_Problem to solve_
What is needed is the run of lines from the one with "OCR this image." through the close of the data, set down exactly.
[Start Given data]
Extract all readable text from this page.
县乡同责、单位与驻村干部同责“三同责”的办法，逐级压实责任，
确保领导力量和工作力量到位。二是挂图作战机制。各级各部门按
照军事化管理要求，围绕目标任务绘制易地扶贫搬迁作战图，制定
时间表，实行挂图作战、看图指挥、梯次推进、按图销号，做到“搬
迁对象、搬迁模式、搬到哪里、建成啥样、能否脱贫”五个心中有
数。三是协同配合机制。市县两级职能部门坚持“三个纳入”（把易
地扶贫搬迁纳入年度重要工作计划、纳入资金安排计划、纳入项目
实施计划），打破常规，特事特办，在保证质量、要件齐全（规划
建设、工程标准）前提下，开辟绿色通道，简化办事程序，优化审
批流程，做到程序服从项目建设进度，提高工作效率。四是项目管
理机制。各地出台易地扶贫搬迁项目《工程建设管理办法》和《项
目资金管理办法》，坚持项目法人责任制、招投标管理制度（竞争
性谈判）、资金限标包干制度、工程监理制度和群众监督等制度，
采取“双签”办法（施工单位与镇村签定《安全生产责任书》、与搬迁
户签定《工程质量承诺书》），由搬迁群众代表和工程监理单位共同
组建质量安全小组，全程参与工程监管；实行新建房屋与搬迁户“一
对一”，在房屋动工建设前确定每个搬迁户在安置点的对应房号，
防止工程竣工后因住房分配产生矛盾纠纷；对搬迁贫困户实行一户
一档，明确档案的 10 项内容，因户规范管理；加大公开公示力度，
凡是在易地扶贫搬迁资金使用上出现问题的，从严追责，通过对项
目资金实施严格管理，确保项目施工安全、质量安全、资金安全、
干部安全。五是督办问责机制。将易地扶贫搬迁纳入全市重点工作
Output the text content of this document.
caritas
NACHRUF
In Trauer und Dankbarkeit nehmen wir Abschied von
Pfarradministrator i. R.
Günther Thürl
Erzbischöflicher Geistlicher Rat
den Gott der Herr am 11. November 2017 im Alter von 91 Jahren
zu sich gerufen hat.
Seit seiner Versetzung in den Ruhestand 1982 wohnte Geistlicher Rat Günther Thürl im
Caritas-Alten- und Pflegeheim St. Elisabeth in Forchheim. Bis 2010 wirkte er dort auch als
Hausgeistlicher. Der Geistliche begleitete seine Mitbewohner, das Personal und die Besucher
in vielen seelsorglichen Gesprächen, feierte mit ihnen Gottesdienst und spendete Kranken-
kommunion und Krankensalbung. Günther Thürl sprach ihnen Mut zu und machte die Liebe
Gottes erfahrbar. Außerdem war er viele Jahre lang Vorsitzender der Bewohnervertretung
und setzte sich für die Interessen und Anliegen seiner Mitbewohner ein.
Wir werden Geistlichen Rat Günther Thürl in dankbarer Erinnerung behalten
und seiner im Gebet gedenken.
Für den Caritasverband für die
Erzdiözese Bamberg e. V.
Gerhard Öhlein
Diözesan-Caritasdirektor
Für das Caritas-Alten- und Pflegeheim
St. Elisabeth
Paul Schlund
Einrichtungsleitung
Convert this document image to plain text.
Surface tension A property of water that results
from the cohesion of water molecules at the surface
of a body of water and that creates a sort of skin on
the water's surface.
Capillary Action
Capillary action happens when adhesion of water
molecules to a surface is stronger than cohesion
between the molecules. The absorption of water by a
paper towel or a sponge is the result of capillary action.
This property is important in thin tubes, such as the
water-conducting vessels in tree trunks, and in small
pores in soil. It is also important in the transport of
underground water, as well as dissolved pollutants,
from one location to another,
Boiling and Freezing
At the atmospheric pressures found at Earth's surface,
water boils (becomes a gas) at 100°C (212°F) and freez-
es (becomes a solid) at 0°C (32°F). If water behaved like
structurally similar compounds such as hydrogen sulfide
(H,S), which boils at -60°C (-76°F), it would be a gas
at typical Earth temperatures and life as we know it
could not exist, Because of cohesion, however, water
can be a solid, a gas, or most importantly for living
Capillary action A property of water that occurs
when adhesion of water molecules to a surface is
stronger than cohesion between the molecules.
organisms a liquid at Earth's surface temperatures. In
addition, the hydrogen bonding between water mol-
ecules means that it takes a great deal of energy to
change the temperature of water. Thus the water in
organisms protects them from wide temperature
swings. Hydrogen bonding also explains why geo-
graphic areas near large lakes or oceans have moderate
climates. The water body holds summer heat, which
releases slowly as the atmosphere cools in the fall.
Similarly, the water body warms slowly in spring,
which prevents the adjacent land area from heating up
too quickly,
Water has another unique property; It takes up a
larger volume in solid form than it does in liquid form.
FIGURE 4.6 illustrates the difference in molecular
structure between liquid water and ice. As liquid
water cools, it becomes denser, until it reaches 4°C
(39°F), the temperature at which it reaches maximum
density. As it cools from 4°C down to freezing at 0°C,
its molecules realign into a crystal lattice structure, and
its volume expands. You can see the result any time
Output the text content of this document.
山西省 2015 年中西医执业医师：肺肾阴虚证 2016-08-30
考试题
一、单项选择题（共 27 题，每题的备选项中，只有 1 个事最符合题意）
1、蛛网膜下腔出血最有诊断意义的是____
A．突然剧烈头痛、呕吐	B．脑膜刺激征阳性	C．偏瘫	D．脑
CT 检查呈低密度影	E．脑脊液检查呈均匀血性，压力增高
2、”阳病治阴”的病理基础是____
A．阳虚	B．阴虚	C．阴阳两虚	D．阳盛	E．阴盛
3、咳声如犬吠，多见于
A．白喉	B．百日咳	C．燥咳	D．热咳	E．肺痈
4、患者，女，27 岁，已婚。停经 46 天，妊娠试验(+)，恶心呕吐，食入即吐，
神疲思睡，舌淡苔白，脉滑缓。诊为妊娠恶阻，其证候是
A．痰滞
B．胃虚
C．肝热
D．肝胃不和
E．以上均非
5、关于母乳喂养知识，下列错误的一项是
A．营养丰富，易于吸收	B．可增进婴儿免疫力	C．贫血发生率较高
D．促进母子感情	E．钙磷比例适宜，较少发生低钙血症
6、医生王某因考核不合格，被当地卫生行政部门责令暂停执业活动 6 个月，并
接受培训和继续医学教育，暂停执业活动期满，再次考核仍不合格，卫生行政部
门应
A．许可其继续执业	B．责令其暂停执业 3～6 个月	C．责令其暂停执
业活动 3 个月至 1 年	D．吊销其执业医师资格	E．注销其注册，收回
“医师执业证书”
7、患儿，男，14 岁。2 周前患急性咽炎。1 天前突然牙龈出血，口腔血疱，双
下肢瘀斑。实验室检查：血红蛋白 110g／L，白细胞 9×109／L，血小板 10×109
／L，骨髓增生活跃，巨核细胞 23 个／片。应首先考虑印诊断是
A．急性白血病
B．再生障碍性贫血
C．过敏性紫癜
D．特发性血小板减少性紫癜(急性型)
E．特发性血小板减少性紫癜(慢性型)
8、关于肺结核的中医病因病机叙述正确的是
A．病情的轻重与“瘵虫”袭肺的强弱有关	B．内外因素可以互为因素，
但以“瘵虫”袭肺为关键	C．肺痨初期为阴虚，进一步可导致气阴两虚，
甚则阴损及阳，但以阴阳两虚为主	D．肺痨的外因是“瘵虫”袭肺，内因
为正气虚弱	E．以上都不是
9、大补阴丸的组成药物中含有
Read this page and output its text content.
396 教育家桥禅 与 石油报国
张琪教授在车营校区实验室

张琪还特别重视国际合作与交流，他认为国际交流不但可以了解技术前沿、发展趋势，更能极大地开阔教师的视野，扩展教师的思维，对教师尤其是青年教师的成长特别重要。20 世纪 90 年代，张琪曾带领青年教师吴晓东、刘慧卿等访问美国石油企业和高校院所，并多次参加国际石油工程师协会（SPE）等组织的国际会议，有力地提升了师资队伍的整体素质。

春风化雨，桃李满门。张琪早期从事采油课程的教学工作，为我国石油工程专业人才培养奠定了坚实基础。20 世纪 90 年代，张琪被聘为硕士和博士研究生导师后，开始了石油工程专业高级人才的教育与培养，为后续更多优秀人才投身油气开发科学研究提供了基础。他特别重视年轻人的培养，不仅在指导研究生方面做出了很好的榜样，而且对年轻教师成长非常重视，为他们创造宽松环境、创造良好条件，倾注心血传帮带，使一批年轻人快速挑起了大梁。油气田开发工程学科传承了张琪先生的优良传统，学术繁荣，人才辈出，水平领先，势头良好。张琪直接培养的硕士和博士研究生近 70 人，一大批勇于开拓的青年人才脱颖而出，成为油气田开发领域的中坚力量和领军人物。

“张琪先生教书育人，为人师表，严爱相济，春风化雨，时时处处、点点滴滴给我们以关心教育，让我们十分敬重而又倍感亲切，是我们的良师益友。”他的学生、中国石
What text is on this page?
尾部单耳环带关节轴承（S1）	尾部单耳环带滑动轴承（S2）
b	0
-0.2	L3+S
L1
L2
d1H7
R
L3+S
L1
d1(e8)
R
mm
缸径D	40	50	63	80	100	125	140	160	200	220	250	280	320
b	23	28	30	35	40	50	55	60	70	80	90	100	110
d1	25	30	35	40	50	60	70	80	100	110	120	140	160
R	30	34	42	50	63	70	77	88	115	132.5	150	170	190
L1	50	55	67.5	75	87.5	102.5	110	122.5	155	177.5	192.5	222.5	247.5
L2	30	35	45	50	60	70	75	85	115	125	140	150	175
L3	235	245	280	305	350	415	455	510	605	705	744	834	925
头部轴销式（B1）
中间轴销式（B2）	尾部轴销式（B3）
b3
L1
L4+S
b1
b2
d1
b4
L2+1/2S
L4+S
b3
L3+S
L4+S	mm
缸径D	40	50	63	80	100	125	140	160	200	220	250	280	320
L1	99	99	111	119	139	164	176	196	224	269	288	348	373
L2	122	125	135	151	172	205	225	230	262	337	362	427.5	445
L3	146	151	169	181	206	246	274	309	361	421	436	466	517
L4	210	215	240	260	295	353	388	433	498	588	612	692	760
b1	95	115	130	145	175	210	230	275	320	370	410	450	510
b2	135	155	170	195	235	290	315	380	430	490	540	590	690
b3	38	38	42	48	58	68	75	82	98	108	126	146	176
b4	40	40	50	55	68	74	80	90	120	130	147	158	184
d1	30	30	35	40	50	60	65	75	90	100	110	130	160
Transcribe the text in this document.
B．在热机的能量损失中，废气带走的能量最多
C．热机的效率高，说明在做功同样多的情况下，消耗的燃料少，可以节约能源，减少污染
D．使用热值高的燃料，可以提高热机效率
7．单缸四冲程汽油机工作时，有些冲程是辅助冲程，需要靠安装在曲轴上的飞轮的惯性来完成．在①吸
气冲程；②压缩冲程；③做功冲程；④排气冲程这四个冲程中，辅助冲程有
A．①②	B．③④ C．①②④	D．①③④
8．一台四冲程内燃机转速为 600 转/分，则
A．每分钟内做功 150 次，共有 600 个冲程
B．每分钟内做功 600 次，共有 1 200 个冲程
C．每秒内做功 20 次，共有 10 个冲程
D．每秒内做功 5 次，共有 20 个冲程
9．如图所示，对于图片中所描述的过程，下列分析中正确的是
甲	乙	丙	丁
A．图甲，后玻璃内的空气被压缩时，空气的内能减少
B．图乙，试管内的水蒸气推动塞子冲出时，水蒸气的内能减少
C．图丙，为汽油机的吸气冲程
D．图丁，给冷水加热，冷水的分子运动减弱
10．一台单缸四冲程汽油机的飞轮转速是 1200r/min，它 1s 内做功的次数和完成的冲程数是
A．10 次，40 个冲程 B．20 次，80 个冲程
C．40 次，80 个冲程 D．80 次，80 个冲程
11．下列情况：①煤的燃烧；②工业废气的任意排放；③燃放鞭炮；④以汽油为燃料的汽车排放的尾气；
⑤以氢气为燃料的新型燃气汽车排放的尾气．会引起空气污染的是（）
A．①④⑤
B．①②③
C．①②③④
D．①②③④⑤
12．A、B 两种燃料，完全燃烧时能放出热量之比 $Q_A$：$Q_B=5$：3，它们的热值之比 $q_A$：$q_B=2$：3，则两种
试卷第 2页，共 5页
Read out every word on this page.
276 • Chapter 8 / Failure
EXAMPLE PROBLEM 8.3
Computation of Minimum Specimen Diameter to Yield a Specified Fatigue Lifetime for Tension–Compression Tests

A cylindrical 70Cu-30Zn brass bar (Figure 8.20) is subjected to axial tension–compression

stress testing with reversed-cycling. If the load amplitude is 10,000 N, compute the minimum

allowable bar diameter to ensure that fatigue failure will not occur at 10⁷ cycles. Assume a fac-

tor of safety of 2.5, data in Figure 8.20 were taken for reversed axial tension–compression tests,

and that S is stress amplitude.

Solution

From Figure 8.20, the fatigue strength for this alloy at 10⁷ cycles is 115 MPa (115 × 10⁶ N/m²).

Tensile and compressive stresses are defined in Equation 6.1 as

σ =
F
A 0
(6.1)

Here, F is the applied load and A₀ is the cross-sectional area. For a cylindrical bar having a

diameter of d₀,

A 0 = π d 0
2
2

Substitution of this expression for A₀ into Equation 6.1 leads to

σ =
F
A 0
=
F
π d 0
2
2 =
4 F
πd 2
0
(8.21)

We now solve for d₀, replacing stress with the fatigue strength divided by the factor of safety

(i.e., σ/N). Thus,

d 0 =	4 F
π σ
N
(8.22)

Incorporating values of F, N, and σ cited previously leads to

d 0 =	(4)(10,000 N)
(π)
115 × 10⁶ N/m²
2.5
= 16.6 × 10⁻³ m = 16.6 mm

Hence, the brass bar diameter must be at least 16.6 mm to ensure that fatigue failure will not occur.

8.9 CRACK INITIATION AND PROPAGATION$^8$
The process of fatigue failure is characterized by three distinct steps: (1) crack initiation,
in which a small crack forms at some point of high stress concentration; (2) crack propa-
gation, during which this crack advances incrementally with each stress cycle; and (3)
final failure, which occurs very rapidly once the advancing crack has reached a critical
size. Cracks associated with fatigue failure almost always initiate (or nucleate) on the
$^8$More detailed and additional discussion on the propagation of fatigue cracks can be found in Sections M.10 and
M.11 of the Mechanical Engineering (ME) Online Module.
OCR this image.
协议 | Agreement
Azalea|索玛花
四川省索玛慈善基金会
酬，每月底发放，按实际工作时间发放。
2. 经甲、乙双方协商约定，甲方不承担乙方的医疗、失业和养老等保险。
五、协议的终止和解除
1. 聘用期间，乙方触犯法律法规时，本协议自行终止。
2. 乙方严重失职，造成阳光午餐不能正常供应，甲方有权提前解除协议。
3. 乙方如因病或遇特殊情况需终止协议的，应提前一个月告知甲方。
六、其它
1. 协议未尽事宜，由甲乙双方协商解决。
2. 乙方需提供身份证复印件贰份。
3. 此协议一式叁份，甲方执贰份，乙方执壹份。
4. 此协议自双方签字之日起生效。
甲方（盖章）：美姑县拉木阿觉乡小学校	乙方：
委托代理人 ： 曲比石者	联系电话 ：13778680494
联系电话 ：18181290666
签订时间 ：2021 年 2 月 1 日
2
[End Given data]
_Full answer_
OCR this image.
协议 | Agreement
Azalea|索玛花
四川省索玛慈善基金会
酬，每月底发放，按实际工作时间发放。
2. 经甲、乙双方协商约定，甲方不承担乙方的医疗、失业和养老等保险。
五、协议的终止和解除
1. 聘用期间，乙方触犯法律法规时，本协议自行终止。
2. 乙方严重失职，造成阳光午餐不能正常供应，甲方有权提前解除协议。
3. 乙方如因病或遇特殊情况需终止协议的，应提前一个月告知甲方。
六、其它
1. 协议未尽事宜，由甲乙双方协商解决。
2. 乙方需提供身份证复印件贰份。
3. 此协议一式叁份，甲方执贰份，乙方执壹份。
4. 此协议自双方签字之日起生效。
甲方（盖章）：美姑县拉木阿觉乡小学校	乙方：
委托代理人 ： 曲比石者	联系电话 ：13778680494
联系电话 ：18181290666
签订时间 ：2021 年 2 月 1 日
2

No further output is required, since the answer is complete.